* THE PROBLEM:
Look for "JSON" in each line of the entries, and return the matching lines.

━━━━━ PROVIDED DATA ━━━━━

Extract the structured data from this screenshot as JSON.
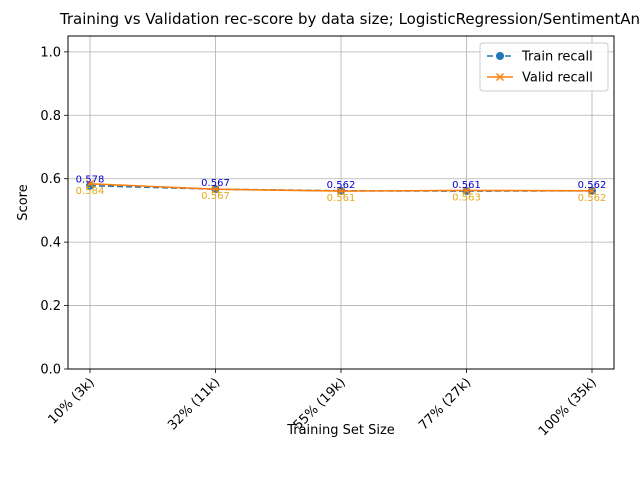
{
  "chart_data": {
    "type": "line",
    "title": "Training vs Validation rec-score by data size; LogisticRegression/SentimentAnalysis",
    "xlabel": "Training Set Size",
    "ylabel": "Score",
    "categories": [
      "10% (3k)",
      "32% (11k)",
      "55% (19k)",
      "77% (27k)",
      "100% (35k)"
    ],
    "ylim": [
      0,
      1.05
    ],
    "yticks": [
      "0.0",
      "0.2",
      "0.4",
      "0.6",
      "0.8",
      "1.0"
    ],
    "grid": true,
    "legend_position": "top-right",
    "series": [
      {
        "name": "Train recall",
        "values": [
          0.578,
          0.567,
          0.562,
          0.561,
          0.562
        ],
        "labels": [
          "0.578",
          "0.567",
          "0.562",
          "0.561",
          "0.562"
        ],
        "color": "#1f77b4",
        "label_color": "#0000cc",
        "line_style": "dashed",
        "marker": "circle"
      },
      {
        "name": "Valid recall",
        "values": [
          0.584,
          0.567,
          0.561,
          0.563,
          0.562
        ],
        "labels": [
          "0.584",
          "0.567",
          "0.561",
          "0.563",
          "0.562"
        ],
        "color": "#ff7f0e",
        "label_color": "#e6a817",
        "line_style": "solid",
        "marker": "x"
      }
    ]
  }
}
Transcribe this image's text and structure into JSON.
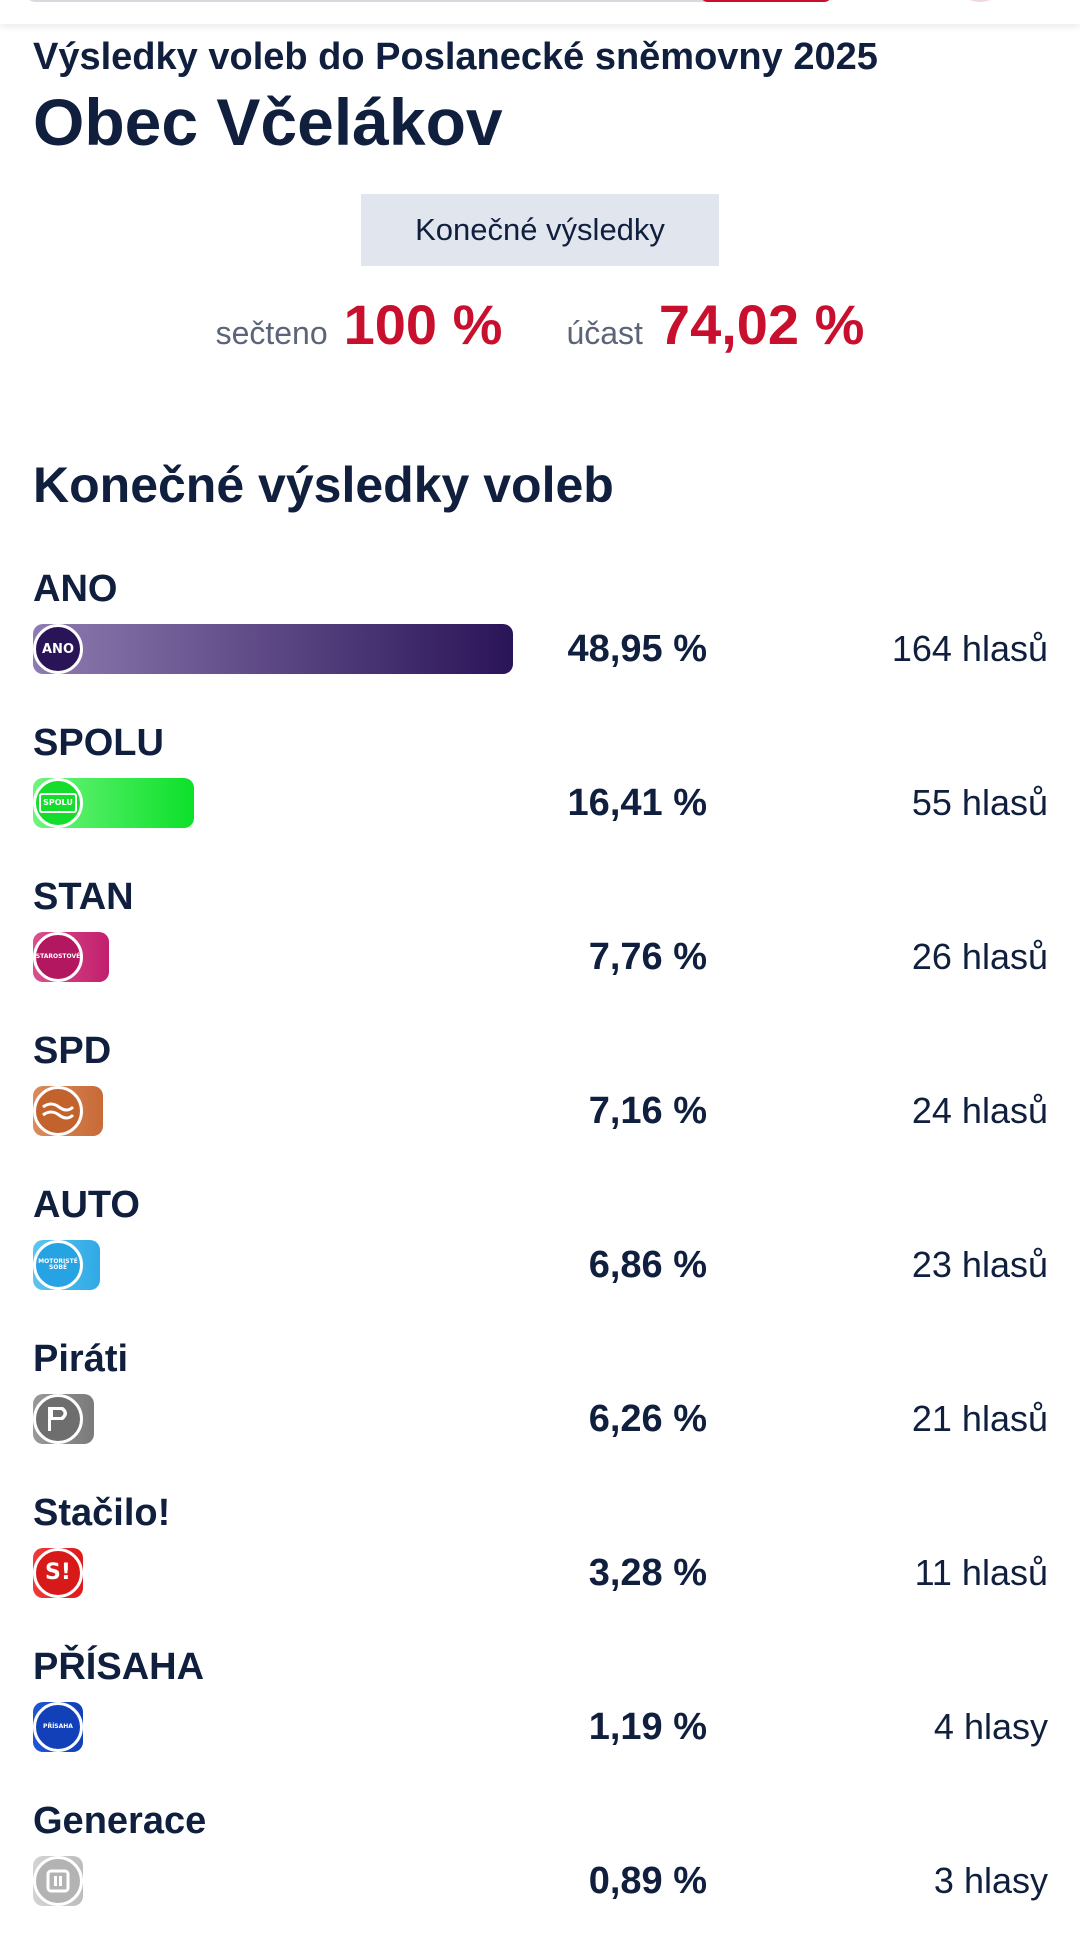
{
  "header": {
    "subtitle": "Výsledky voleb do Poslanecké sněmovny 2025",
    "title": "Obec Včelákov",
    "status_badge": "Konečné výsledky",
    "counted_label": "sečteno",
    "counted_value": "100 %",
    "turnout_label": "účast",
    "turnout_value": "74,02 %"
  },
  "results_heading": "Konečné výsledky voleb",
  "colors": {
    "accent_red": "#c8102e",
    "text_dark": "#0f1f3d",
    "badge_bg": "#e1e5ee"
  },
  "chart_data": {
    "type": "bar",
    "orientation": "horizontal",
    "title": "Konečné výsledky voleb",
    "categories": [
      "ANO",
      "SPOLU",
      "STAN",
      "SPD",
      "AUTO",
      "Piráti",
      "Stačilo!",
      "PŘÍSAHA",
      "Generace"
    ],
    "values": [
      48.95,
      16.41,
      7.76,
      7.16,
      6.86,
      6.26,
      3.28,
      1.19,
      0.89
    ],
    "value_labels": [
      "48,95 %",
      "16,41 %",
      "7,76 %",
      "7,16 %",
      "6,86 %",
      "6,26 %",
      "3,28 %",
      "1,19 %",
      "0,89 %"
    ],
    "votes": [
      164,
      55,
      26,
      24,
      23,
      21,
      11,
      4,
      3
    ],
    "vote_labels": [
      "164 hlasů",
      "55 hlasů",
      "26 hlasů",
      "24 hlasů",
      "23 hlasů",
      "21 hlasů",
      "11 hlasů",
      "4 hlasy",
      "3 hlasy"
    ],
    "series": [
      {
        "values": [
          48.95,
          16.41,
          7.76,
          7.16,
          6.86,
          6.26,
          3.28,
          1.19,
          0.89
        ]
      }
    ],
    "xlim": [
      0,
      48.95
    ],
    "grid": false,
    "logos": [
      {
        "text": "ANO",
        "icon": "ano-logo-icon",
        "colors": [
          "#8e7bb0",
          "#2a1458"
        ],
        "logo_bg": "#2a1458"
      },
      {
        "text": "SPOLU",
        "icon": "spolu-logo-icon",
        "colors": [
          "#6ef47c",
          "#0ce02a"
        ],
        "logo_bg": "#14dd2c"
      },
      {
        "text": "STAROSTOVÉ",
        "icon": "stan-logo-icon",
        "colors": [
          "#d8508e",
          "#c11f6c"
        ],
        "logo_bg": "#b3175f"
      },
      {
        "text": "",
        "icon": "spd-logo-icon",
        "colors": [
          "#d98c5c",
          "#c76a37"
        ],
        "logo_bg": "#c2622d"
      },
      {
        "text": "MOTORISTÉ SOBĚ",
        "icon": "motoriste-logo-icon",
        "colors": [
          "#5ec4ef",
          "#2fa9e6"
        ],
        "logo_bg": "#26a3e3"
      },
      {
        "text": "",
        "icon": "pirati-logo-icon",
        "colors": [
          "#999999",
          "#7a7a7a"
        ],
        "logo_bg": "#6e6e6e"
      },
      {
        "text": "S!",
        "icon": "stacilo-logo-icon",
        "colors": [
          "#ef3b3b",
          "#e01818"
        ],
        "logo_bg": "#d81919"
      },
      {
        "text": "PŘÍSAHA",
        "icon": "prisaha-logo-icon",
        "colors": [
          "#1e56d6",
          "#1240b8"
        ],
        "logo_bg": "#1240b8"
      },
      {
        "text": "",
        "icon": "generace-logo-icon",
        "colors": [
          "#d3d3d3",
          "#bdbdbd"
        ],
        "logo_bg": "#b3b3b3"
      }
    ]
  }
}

━━━━━

* TASK RESULT:
Extract the structured data from this screenshot as JSON.
Transcribe this image's text and structure into JSON.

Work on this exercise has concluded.